● **Set task**
Any picture among the records should be left out, please; retype the rest exactly.

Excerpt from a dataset
==*==

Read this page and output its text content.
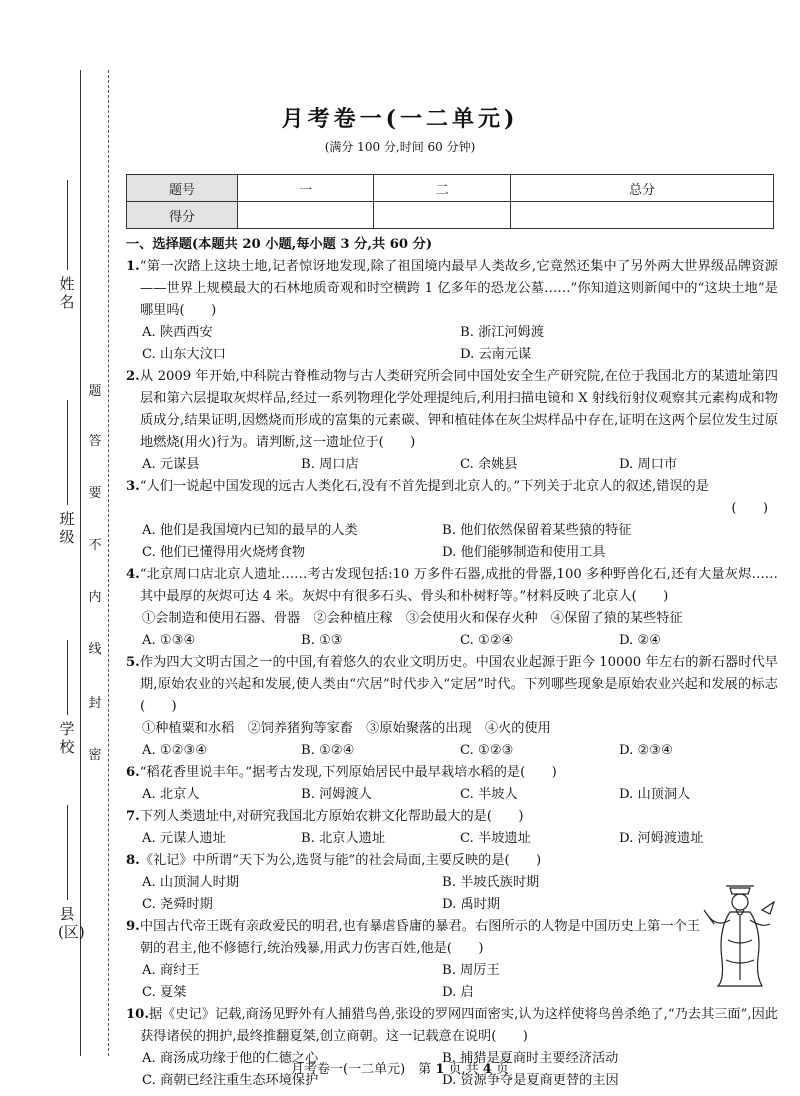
姓名
班级
学校
县(区)
题
答
要
不
内
线
封
密
月考卷一(一二单元)
(满分 100 分,时间 60 分钟)
题号	一	二	总分
得分			

一、选择题(本题共 20 小题,每小题 3 分,共 60 分)

1.“第一次踏上这块土地,记者惊讶地发现,除了祖国境内最早人类故乡,它竟然还集中了另外两大世界级品牌资源——世界上规模最大的石林地质奇观和时空横跨 1 亿多年的恐龙公墓……”你知道这则新闻中的“这块土地”是哪里吗(　　)

A. 陕西西安	B. 浙江河姆渡
C. 山东大汶口	D. 云南元谋

2.从 2009 年开始,中科院古脊椎动物与古人类研究所会同中国处安全生产研究院,在位于我国北方的某遗址第四层和第六层提取灰烬样品,经过一系列物理化学处理提纯后,利用扫描电镜和 X 射线衍射仪观察其元素构成和物质成分,结果证明,因燃烧而形成的富集的元素碳、钾和植硅体在灰尘烬样品中存在,证明在这两个层位发生过原地燃烧(用火)行为。请判断,这一遗址位于(　　)

A. 元谋县	B. 周口店	C. 余姚县	D. 周口市

3.“人们一说起中国发现的远古人类化石,没有不首先提到北京人的。”下列关于北京人的叙述,错误的是

(　　)

A. 他们是我国境内已知的最早的人类	B. 他们依然保留着某些猿的特征
C. 他们已懂得用火烧烤食物	D. 他们能够制造和使用工具

4.“北京周口店北京人遗址……考古发现包括:10 万多件石器,成批的骨器,100 多种野兽化石,还有大量灰烬……其中最厚的灰烬可达 4 米。灰烬中有很多石头、骨头和朴树籽等。”材料反映了北京人(　　)

①会制造和使用石器、骨器　②会种植庄稼　③会使用火和保存火种　④保留了猿的某些特征

A. ①③④	B. ①③	C. ①②④	D. ②④

5.作为四大文明古国之一的中国,有着悠久的农业文明历史。中国农业起源于距今 10000 年左右的新石器时代早期,原始农业的兴起和发展,使人类由“穴居”时代步入“定居”时代。下列哪些现象是原始农业兴起和发展的标志(　　)

①种植粟和水稻　②饲养猪狗等家畜　③原始聚落的出现　④火的使用

A. ①②③④	B. ①②④	C. ①②③	D. ②③④

6.“稻花香里说丰年。”据考古发现,下列原始居民中最早栽培水稻的是(　　)

A. 北京人	B. 河姆渡人	C. 半坡人	D. 山顶洞人

7.下列人类遗址中,对研究我国北方原始农耕文化帮助最大的是(　　)

A. 元谋人遗址	B. 北京人遗址	C. 半坡遗址	D. 河姆渡遗址

8.《礼记》中所谓“天下为公,选贤与能”的社会局面,主要反映的是(　　)

A. 山顶洞人时期	B. 半坡氏族时期
C. 尧舜时期	D. 禹时期

9.中国古代帝王既有亲政爱民的明君,也有暴虐昏庸的暴君。右图所示的人物是中国历史上第一个王朝的君主,他不修德行,统治残暴,用武力伤害百姓,他是(　　)

A. 商纣王	B. 周厉王
C. 夏桀	D. 启

10.据《史记》记载,商汤见野外有人捕猎鸟兽,张设的罗网四面密实,认为这样使将鸟兽杀绝了,“乃去其三面”,因此获得诸侯的拥护,最终推翻夏桀,创立商朝。这一记载意在说明(　　)

A. 商汤成功缘于他的仁德之心	B. 捕猎是夏商时主要经济活动
C. 商朝已经注重生态环境保护	D. 资源争夺是夏商更替的主因
月考卷一(一二单元)　第 1 页,共 4 页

==*==

● **Problem solution**
Read this page and output its text content.
姓名
班级
学校
县(区)
题
答
要
不
内
线
封
密
月考卷一(一二单元)
(满分 100 分,时间 60 分钟)
题号	一	二	总分
得分			

一、选择题(本题共 20 小题,每小题 3 分,共 60 分)

1.“第一次踏上这块土地,记者惊讶地发现,除了祖国境内最早人类故乡,它竟然还集中了另外两大世界级品牌资源——世界上规模最大的石林地质奇观和时空横跨 1 亿多年的恐龙公墓……”你知道这则新闻中的“这块土地”是哪里吗(　　)

A. 陕西西安	B. 浙江河姆渡
C. 山东大汶口	D. 云南元谋

2.从 2009 年开始,中科院古脊椎动物与古人类研究所会同中国处安全生产研究院,在位于我国北方的某遗址第四层和第六层提取灰烬样品,经过一系列物理化学处理提纯后,利用扫描电镜和 X 射线衍射仪观察其元素构成和物质成分,结果证明,因燃烧而形成的富集的元素碳、钾和植硅体在灰尘烬样品中存在,证明在这两个层位发生过原地燃烧(用火)行为。请判断,这一遗址位于(　　)

A. 元谋县	B. 周口店	C. 余姚县	D. 周口市

3.“人们一说起中国发现的远古人类化石,没有不首先提到北京人的。”下列关于北京人的叙述,错误的是

(　　)

A. 他们是我国境内已知的最早的人类	B. 他们依然保留着某些猿的特征
C. 他们已懂得用火烧烤食物	D. 他们能够制造和使用工具

4.“北京周口店北京人遗址……考古发现包括:10 万多件石器,成批的骨器,100 多种野兽化石,还有大量灰烬……其中最厚的灰烬可达 4 米。灰烬中有很多石头、骨头和朴树籽等。”材料反映了北京人(　　)

①会制造和使用石器、骨器　②会种植庄稼　③会使用火和保存火种　④保留了猿的某些特征

A. ①③④	B. ①③	C. ①②④	D. ②④

5.作为四大文明古国之一的中国,有着悠久的农业文明历史。中国农业起源于距今 10000 年左右的新石器时代早期,原始农业的兴起和发展,使人类由“穴居”时代步入“定居”时代。下列哪些现象是原始农业兴起和发展的标志(　　)

①种植粟和水稻　②饲养猪狗等家畜　③原始聚落的出现　④火的使用

A. ①②③④	B. ①②④	C. ①②③	D. ②③④

6.“稻花香里说丰年。”据考古发现,下列原始居民中最早栽培水稻的是(　　)

A. 北京人	B. 河姆渡人	C. 半坡人	D. 山顶洞人

7.下列人类遗址中,对研究我国北方原始农耕文化帮助最大的是(　　)

A. 元谋人遗址	B. 北京人遗址	C. 半坡遗址	D. 河姆渡遗址

8.《礼记》中所谓“天下为公,选贤与能”的社会局面,主要反映的是(　　)

A. 山顶洞人时期	B. 半坡氏族时期
C. 尧舜时期	D. 禹时期

9.中国古代帝王既有亲政爱民的明君,也有暴虐昏庸的暴君。右图所示的人物是中国历史上第一个王朝的君主,他不修德行,统治残暴,用武力伤害百姓,他是(　　)

A. 商纣王	B. 周厉王
C. 夏桀	D. 启

10.据《史记》记载,商汤见野外有人捕猎鸟兽,张设的罗网四面密实,认为这样使将鸟兽杀绝了,“乃去其三面”,因此获得诸侯的拥护,最终推翻夏桀,创立商朝。这一记载意在说明(　　)

A. 商汤成功缘于他的仁德之心	B. 捕猎是夏商时主要经济活动
C. 商朝已经注重生态环境保护	D. 资源争夺是夏商更替的主因
月考卷一(一二单元)　第 1 页,共 4 页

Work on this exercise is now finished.